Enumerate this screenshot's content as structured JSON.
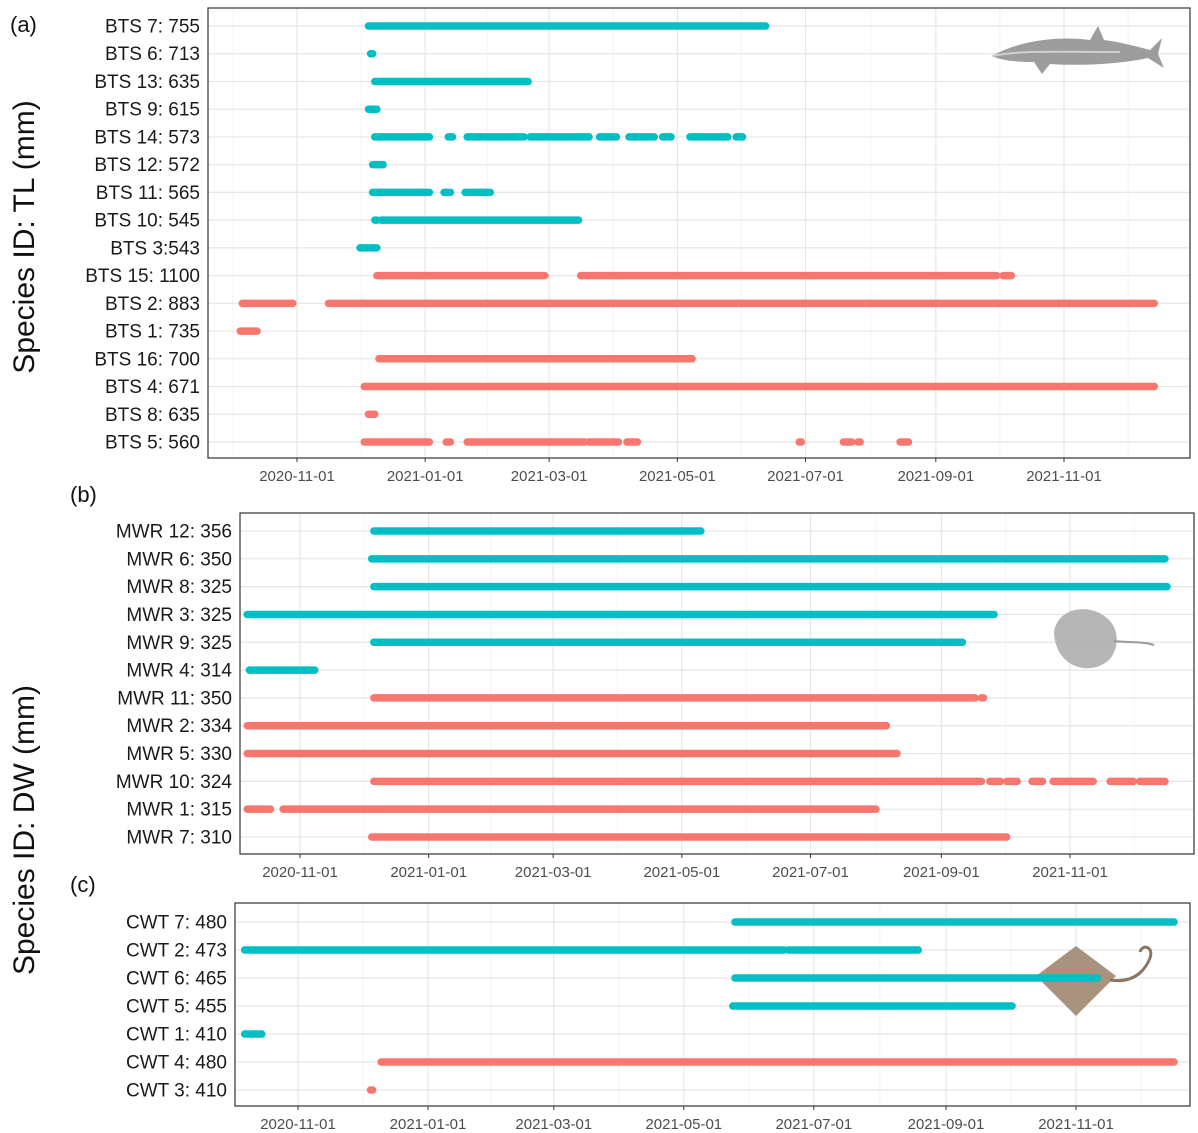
{
  "y_axis_title": "Species ID: DW (mm)",
  "chart_data": [
    {
      "type": "timeline",
      "panel_label": "(a)",
      "y_title": "Species ID: TL (mm)",
      "x_ticks": [
        "2020-11-01",
        "2021-01-01",
        "2021-03-01",
        "2021-05-01",
        "2021-07-01",
        "2021-09-01",
        "2021-11-01"
      ],
      "xlim": [
        "2020-09-20",
        "2021-12-31"
      ],
      "grid": true,
      "colors": {
        "teal": "#00BFC4",
        "salmon": "#F8766D"
      },
      "silhouette": "shark-silhouette",
      "rows": [
        {
          "label": "BTS 7: 755",
          "color": "teal",
          "segments": [
            [
              "2020-12-05",
              "2021-06-12"
            ]
          ]
        },
        {
          "label": "BTS 6: 713",
          "color": "teal",
          "segments": [
            [
              "2020-12-06",
              "2020-12-07"
            ]
          ]
        },
        {
          "label": "BTS 13: 635",
          "color": "teal",
          "segments": [
            [
              "2020-12-08",
              "2021-02-19"
            ]
          ]
        },
        {
          "label": "BTS 9: 615",
          "color": "teal",
          "segments": [
            [
              "2020-12-05",
              "2020-12-09"
            ]
          ]
        },
        {
          "label": "BTS 14: 573",
          "color": "teal",
          "segments": [
            [
              "2020-12-08",
              "2021-01-03"
            ],
            [
              "2021-01-12",
              "2021-01-14"
            ],
            [
              "2021-01-21",
              "2021-02-17"
            ],
            [
              "2021-02-20",
              "2021-03-20"
            ],
            [
              "2021-03-25",
              "2021-04-02"
            ],
            [
              "2021-04-08",
              "2021-04-20"
            ],
            [
              "2021-04-24",
              "2021-04-28"
            ],
            [
              "2021-05-07",
              "2021-05-25"
            ],
            [
              "2021-05-29",
              "2021-06-01"
            ]
          ]
        },
        {
          "label": "BTS 12: 572",
          "color": "teal",
          "segments": [
            [
              "2020-12-07",
              "2020-12-12"
            ]
          ]
        },
        {
          "label": "BTS 11: 565",
          "color": "teal",
          "segments": [
            [
              "2020-12-07",
              "2021-01-03"
            ],
            [
              "2021-01-10",
              "2021-01-13"
            ],
            [
              "2021-01-20",
              "2021-02-01"
            ]
          ]
        },
        {
          "label": "BTS 10: 545",
          "color": "teal",
          "segments": [
            [
              "2020-12-08",
              "2020-12-09"
            ],
            [
              "2020-12-11",
              "2021-03-15"
            ]
          ]
        },
        {
          "label": "BTS 3:543",
          "color": "teal",
          "segments": [
            [
              "2020-12-01",
              "2020-12-09"
            ]
          ]
        },
        {
          "label": "BTS 15: 1100",
          "color": "salmon",
          "segments": [
            [
              "2020-12-09",
              "2021-02-27"
            ],
            [
              "2021-03-16",
              "2021-09-30"
            ],
            [
              "2021-10-03",
              "2021-10-07"
            ]
          ]
        },
        {
          "label": "BTS 2: 883",
          "color": "salmon",
          "segments": [
            [
              "2020-10-06",
              "2020-10-30"
            ],
            [
              "2020-11-16",
              "2021-12-14"
            ]
          ]
        },
        {
          "label": "BTS 1: 735",
          "color": "salmon",
          "segments": [
            [
              "2020-10-05",
              "2020-10-13"
            ]
          ]
        },
        {
          "label": "BTS 16: 700",
          "color": "salmon",
          "segments": [
            [
              "2020-12-10",
              "2021-05-08"
            ]
          ]
        },
        {
          "label": "BTS 4: 671",
          "color": "salmon",
          "segments": [
            [
              "2020-12-03",
              "2021-12-14"
            ]
          ]
        },
        {
          "label": "BTS 8: 635",
          "color": "salmon",
          "segments": [
            [
              "2020-12-05",
              "2020-12-08"
            ]
          ]
        },
        {
          "label": "BTS 5: 560",
          "color": "salmon",
          "segments": [
            [
              "2020-12-03",
              "2021-01-03"
            ],
            [
              "2021-01-11",
              "2021-01-13"
            ],
            [
              "2021-01-21",
              "2021-03-18"
            ],
            [
              "2021-03-20",
              "2021-04-03"
            ],
            [
              "2021-04-07",
              "2021-04-12"
            ],
            [
              "2021-06-28",
              "2021-06-29"
            ],
            [
              "2021-07-19",
              "2021-07-23"
            ],
            [
              "2021-07-26",
              "2021-07-27"
            ],
            [
              "2021-08-15",
              "2021-08-19"
            ]
          ]
        }
      ]
    },
    {
      "type": "timeline",
      "panel_label": "(b)",
      "x_ticks": [
        "2020-11-01",
        "2021-01-01",
        "2021-03-01",
        "2021-05-01",
        "2021-07-01",
        "2021-09-01",
        "2021-11-01"
      ],
      "xlim": [
        "2020-09-20",
        "2021-12-31"
      ],
      "grid": true,
      "colors": {
        "teal": "#00BFC4",
        "salmon": "#F8766D"
      },
      "silhouette": "ray-silhouette",
      "rows": [
        {
          "label": "MWR 12: 356",
          "color": "teal",
          "segments": [
            [
              "2020-12-06",
              "2021-05-10"
            ]
          ]
        },
        {
          "label": "MWR 6: 350",
          "color": "teal",
          "segments": [
            [
              "2020-12-05",
              "2021-12-16"
            ]
          ]
        },
        {
          "label": "MWR 8: 325",
          "color": "teal",
          "segments": [
            [
              "2020-12-06",
              "2021-12-17"
            ]
          ]
        },
        {
          "label": "MWR 3: 325",
          "color": "teal",
          "segments": [
            [
              "2020-10-07",
              "2021-09-26"
            ]
          ]
        },
        {
          "label": "MWR 9: 325",
          "color": "teal",
          "segments": [
            [
              "2020-12-06",
              "2021-09-11"
            ]
          ]
        },
        {
          "label": "MWR 4: 314",
          "color": "teal",
          "segments": [
            [
              "2020-10-08",
              "2020-11-08"
            ]
          ]
        },
        {
          "label": "MWR 11: 350",
          "color": "salmon",
          "segments": [
            [
              "2020-12-06",
              "2021-09-17"
            ],
            [
              "2021-09-20",
              "2021-09-21"
            ]
          ]
        },
        {
          "label": "MWR 2: 334",
          "color": "salmon",
          "segments": [
            [
              "2020-10-07",
              "2021-08-06"
            ]
          ]
        },
        {
          "label": "MWR 5: 330",
          "color": "salmon",
          "segments": [
            [
              "2020-10-07",
              "2021-08-11"
            ]
          ]
        },
        {
          "label": "MWR 10: 324",
          "color": "salmon",
          "segments": [
            [
              "2020-12-06",
              "2021-09-20"
            ],
            [
              "2021-09-24",
              "2021-09-29"
            ],
            [
              "2021-10-02",
              "2021-10-07"
            ],
            [
              "2021-10-14",
              "2021-10-19"
            ],
            [
              "2021-10-24",
              "2021-11-12"
            ],
            [
              "2021-11-20",
              "2021-12-01"
            ],
            [
              "2021-12-04",
              "2021-12-16"
            ]
          ]
        },
        {
          "label": "MWR 1: 315",
          "color": "salmon",
          "segments": [
            [
              "2020-10-07",
              "2020-10-18"
            ],
            [
              "2020-10-24",
              "2021-08-01"
            ]
          ]
        },
        {
          "label": "MWR 7: 310",
          "color": "salmon",
          "segments": [
            [
              "2020-12-05",
              "2021-10-02"
            ]
          ]
        }
      ]
    },
    {
      "type": "timeline",
      "panel_label": "(c)",
      "x_ticks": [
        "2020-11-01",
        "2021-01-01",
        "2021-03-01",
        "2021-05-01",
        "2021-07-01",
        "2021-09-01",
        "2021-11-01"
      ],
      "xlim": [
        "2020-09-20",
        "2021-12-31"
      ],
      "grid": true,
      "colors": {
        "teal": "#00BFC4",
        "salmon": "#F8766D"
      },
      "silhouette": "stingray-silhouette",
      "rows": [
        {
          "label": "CWT 7: 480",
          "color": "teal",
          "segments": [
            [
              "2021-05-25",
              "2021-12-17"
            ]
          ]
        },
        {
          "label": "CWT 2: 473",
          "color": "teal",
          "segments": [
            [
              "2020-10-07",
              "2021-06-17"
            ],
            [
              "2021-06-19",
              "2021-08-19"
            ]
          ]
        },
        {
          "label": "CWT 6: 465",
          "color": "teal",
          "segments": [
            [
              "2021-05-25",
              "2021-11-08"
            ],
            [
              "2021-11-10",
              "2021-11-11"
            ]
          ]
        },
        {
          "label": "CWT 5: 455",
          "color": "teal",
          "segments": [
            [
              "2021-05-24",
              "2021-10-02"
            ]
          ]
        },
        {
          "label": "CWT 1: 410",
          "color": "teal",
          "segments": [
            [
              "2020-10-07",
              "2020-10-15"
            ]
          ]
        },
        {
          "label": "CWT 4: 480",
          "color": "salmon",
          "segments": [
            [
              "2020-12-10",
              "2021-12-17"
            ]
          ]
        },
        {
          "label": "CWT 3: 410",
          "color": "salmon",
          "segments": [
            [
              "2020-12-05",
              "2020-12-06"
            ]
          ]
        }
      ]
    }
  ]
}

- _What this task involves_
Your task is to gather every line with the word "Species" and copy it.

- _Complete response_
  "y_axis_title": "Species ID: DW (mm)",
      "y_title": "Species ID: TL (mm)",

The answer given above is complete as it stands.